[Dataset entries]
"""
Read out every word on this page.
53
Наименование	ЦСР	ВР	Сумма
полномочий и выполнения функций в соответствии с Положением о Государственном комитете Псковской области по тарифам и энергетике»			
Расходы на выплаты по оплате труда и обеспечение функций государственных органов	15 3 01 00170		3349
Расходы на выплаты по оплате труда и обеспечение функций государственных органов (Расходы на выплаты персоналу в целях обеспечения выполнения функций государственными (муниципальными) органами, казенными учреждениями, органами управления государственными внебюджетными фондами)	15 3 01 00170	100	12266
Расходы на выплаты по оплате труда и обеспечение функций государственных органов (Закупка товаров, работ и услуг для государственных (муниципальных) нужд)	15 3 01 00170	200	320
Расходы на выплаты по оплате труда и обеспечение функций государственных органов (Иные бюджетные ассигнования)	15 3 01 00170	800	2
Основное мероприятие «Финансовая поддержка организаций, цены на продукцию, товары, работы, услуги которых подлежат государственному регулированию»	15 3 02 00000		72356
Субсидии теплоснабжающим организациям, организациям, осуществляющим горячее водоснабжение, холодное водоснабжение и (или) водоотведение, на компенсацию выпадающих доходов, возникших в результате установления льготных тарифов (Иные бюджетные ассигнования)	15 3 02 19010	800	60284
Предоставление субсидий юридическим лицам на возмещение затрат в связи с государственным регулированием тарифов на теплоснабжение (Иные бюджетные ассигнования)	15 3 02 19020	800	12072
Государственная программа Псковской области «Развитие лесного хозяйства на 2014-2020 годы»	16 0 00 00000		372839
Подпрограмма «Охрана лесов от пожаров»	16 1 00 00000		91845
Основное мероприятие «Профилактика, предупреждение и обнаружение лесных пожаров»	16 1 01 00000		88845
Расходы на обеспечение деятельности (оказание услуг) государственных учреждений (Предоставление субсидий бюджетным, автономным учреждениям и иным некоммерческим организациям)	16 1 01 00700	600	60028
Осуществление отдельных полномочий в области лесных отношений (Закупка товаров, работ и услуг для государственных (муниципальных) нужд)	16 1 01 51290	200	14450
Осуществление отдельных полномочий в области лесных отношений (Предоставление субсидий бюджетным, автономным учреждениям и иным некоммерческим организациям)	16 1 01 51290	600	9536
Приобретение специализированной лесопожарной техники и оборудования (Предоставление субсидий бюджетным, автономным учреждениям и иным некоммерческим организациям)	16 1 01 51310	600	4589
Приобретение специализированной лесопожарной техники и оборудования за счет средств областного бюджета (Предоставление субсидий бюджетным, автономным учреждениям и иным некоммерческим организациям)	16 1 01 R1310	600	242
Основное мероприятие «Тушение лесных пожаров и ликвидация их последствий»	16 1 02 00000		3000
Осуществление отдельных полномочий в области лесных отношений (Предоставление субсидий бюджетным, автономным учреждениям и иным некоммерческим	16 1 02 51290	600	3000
"""
> TASK BRIEF:
Show each line of the data that contains the string "Закупка".

> TASK OUTPUT:
Расходы на выплаты по оплате труда и обеспечение функций государственных органов (Закупка товаров, работ и услуг для государственных (муниципальных) нужд)	15 3 01 00170	200	320
Осуществление отдельных полномочий в области лесных отношений (Закупка товаров, работ и услуг для государственных (муниципальных) нужд)	16 1 01 51290	200	14450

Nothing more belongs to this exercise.